◆ **Try it**:
Return the records exactly, with nothing added.

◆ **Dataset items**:
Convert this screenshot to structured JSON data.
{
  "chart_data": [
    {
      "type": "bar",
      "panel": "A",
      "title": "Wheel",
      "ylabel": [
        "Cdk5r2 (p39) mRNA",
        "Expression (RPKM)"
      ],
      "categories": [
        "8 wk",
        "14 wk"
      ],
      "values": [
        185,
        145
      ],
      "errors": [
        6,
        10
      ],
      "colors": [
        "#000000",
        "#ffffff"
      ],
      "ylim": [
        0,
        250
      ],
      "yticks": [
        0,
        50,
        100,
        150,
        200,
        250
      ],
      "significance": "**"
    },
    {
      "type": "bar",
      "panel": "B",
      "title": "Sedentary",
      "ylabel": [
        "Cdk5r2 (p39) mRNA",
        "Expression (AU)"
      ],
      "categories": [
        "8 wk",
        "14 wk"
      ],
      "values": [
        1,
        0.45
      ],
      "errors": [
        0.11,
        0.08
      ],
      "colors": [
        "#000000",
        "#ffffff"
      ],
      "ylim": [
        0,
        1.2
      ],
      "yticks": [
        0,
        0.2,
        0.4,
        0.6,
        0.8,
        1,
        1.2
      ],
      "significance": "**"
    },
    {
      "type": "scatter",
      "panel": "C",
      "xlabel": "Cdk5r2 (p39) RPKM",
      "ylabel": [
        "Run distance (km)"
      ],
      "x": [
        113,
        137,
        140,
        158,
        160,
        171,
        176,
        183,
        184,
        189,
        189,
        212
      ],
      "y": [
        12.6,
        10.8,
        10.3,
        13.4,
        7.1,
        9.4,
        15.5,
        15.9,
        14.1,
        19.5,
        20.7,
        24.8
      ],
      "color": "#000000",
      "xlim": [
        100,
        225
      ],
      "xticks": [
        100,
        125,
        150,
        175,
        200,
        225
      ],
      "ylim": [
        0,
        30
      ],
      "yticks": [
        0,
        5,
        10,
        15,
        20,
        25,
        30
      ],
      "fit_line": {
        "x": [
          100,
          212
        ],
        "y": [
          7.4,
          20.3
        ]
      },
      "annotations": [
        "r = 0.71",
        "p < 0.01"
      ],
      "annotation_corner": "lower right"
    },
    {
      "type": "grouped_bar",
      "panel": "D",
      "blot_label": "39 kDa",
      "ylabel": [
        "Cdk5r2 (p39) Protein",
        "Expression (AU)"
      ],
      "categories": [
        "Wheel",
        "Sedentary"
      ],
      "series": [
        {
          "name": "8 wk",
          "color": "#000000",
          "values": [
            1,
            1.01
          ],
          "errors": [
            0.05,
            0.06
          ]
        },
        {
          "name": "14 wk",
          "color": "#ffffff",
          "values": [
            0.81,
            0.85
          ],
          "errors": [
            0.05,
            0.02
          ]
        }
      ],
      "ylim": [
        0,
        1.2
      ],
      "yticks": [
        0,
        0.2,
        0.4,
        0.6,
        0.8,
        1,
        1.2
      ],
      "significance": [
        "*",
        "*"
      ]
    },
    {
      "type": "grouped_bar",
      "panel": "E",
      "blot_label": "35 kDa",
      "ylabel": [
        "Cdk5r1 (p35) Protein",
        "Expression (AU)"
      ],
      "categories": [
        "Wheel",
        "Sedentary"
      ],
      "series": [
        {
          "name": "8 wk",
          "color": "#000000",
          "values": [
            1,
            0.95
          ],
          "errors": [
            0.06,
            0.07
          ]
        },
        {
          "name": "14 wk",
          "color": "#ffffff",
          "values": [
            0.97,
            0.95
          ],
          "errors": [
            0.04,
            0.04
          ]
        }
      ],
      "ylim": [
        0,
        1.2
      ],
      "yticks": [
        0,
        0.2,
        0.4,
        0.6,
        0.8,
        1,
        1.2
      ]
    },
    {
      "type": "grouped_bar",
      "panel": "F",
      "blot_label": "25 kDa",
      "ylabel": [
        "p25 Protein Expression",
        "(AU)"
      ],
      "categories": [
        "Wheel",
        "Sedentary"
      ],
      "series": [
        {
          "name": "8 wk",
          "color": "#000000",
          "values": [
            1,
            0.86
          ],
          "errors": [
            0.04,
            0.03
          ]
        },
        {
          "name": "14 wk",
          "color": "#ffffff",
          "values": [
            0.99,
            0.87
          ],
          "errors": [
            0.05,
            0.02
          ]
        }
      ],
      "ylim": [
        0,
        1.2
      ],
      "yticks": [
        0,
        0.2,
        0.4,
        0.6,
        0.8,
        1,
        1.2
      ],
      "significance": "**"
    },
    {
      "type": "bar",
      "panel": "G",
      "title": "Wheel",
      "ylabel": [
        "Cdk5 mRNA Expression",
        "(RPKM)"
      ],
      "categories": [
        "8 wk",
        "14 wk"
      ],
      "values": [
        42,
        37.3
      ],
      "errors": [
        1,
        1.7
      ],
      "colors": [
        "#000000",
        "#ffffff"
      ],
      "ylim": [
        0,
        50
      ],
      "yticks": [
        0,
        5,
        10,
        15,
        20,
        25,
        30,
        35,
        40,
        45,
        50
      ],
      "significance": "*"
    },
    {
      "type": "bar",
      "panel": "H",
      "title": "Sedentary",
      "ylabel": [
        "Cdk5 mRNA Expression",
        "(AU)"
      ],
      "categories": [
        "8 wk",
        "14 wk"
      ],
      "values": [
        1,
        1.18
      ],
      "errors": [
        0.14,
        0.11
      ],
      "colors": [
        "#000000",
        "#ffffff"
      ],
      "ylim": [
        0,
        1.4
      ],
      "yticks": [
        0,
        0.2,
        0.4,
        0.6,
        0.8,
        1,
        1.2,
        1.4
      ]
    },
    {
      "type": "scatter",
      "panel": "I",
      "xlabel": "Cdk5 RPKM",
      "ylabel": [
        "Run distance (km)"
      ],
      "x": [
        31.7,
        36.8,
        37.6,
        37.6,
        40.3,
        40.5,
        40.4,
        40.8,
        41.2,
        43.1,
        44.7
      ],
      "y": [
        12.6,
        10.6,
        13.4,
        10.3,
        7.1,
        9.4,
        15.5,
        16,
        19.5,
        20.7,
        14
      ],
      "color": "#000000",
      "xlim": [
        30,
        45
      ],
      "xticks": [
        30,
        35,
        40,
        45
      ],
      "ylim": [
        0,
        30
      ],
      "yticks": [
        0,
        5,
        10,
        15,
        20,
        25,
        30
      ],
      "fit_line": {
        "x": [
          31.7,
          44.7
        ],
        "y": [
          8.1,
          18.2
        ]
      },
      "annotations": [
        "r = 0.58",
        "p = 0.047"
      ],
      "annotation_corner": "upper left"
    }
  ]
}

◆ **Solution for this exercise**:
Convert this screenshot to structured JSON data.
{
  "chart_data": [
    {
      "type": "bar",
      "panel": "A",
      "title": "Wheel",
      "ylabel": [
        "Cdk5r2 (p39) mRNA",
        "Expression (RPKM)"
      ],
      "categories": [
        "8 wk",
        "14 wk"
      ],
      "values": [
        185,
        145
      ],
      "errors": [
        6,
        10
      ],
      "colors": [
        "#000000",
        "#ffffff"
      ],
      "ylim": [
        0,
        250
      ],
      "yticks": [
        0,
        50,
        100,
        150,
        200,
        250
      ],
      "significance": "**"
    },
    {
      "type": "bar",
      "panel": "B",
      "title": "Sedentary",
      "ylabel": [
        "Cdk5r2 (p39) mRNA",
        "Expression (AU)"
      ],
      "categories": [
        "8 wk",
        "14 wk"
      ],
      "values": [
        1,
        0.45
      ],
      "errors": [
        0.11,
        0.08
      ],
      "colors": [
        "#000000",
        "#ffffff"
      ],
      "ylim": [
        0,
        1.2
      ],
      "yticks": [
        0,
        0.2,
        0.4,
        0.6,
        0.8,
        1,
        1.2
      ],
      "significance": "**"
    },
    {
      "type": "scatter",
      "panel": "C",
      "xlabel": "Cdk5r2 (p39) RPKM",
      "ylabel": [
        "Run distance (km)"
      ],
      "x": [
        113,
        137,
        140,
        158,
        160,
        171,
        176,
        183,
        184,
        189,
        189,
        212
      ],
      "y": [
        12.6,
        10.8,
        10.3,
        13.4,
        7.1,
        9.4,
        15.5,
        15.9,
        14.1,
        19.5,
        20.7,
        24.8
      ],
      "color": "#000000",
      "xlim": [
        100,
        225
      ],
      "xticks": [
        100,
        125,
        150,
        175,
        200,
        225
      ],
      "ylim": [
        0,
        30
      ],
      "yticks": [
        0,
        5,
        10,
        15,
        20,
        25,
        30
      ],
      "fit_line": {
        "x": [
          100,
          212
        ],
        "y": [
          7.4,
          20.3
        ]
      },
      "annotations": [
        "r = 0.71",
        "p < 0.01"
      ],
      "annotation_corner": "lower right"
    },
    {
      "type": "grouped_bar",
      "panel": "D",
      "blot_label": "39 kDa",
      "ylabel": [
        "Cdk5r2 (p39) Protein",
        "Expression (AU)"
      ],
      "categories": [
        "Wheel",
        "Sedentary"
      ],
      "series": [
        {
          "name": "8 wk",
          "color": "#000000",
          "values": [
            1,
            1.01
          ],
          "errors": [
            0.05,
            0.06
          ]
        },
        {
          "name": "14 wk",
          "color": "#ffffff",
          "values": [
            0.81,
            0.85
          ],
          "errors": [
            0.05,
            0.02
          ]
        }
      ],
      "ylim": [
        0,
        1.2
      ],
      "yticks": [
        0,
        0.2,
        0.4,
        0.6,
        0.8,
        1,
        1.2
      ],
      "significance": [
        "*",
        "*"
      ]
    },
    {
      "type": "grouped_bar",
      "panel": "E",
      "blot_label": "35 kDa",
      "ylabel": [
        "Cdk5r1 (p35) Protein",
        "Expression (AU)"
      ],
      "categories": [
        "Wheel",
        "Sedentary"
      ],
      "series": [
        {
          "name": "8 wk",
          "color": "#000000",
          "values": [
            1,
            0.95
          ],
          "errors": [
            0.06,
            0.07
          ]
        },
        {
          "name": "14 wk",
          "color": "#ffffff",
          "values": [
            0.97,
            0.95
          ],
          "errors": [
            0.04,
            0.04
          ]
        }
      ],
      "ylim": [
        0,
        1.2
      ],
      "yticks": [
        0,
        0.2,
        0.4,
        0.6,
        0.8,
        1,
        1.2
      ]
    },
    {
      "type": "grouped_bar",
      "panel": "F",
      "blot_label": "25 kDa",
      "ylabel": [
        "p25 Protein Expression",
        "(AU)"
      ],
      "categories": [
        "Wheel",
        "Sedentary"
      ],
      "series": [
        {
          "name": "8 wk",
          "color": "#000000",
          "values": [
            1,
            0.86
          ],
          "errors": [
            0.04,
            0.03
          ]
        },
        {
          "name": "14 wk",
          "color": "#ffffff",
          "values": [
            0.99,
            0.87
          ],
          "errors": [
            0.05,
            0.02
          ]
        }
      ],
      "ylim": [
        0,
        1.2
      ],
      "yticks": [
        0,
        0.2,
        0.4,
        0.6,
        0.8,
        1,
        1.2
      ],
      "significance": "**"
    },
    {
      "type": "bar",
      "panel": "G",
      "title": "Wheel",
      "ylabel": [
        "Cdk5 mRNA Expression",
        "(RPKM)"
      ],
      "categories": [
        "8 wk",
        "14 wk"
      ],
      "values": [
        42,
        37.3
      ],
      "errors": [
        1,
        1.7
      ],
      "colors": [
        "#000000",
        "#ffffff"
      ],
      "ylim": [
        0,
        50
      ],
      "yticks": [
        0,
        5,
        10,
        15,
        20,
        25,
        30,
        35,
        40,
        45,
        50
      ],
      "significance": "*"
    },
    {
      "type": "bar",
      "panel": "H",
      "title": "Sedentary",
      "ylabel": [
        "Cdk5 mRNA Expression",
        "(AU)"
      ],
      "categories": [
        "8 wk",
        "14 wk"
      ],
      "values": [
        1,
        1.18
      ],
      "errors": [
        0.14,
        0.11
      ],
      "colors": [
        "#000000",
        "#ffffff"
      ],
      "ylim": [
        0,
        1.4
      ],
      "yticks": [
        0,
        0.2,
        0.4,
        0.6,
        0.8,
        1,
        1.2,
        1.4
      ]
    },
    {
      "type": "scatter",
      "panel": "I",
      "xlabel": "Cdk5 RPKM",
      "ylabel": [
        "Run distance (km)"
      ],
      "x": [
        31.7,
        36.8,
        37.6,
        37.6,
        40.3,
        40.5,
        40.4,
        40.8,
        41.2,
        43.1,
        44.7
      ],
      "y": [
        12.6,
        10.6,
        13.4,
        10.3,
        7.1,
        9.4,
        15.5,
        16,
        19.5,
        20.7,
        14
      ],
      "color": "#000000",
      "xlim": [
        30,
        45
      ],
      "xticks": [
        30,
        35,
        40,
        45
      ],
      "ylim": [
        0,
        30
      ],
      "yticks": [
        0,
        5,
        10,
        15,
        20,
        25,
        30
      ],
      "fit_line": {
        "x": [
          31.7,
          44.7
        ],
        "y": [
          8.1,
          18.2
        ]
      },
      "annotations": [
        "r = 0.58",
        "p = 0.047"
      ],
      "annotation_corner": "upper left"
    }
  ]
}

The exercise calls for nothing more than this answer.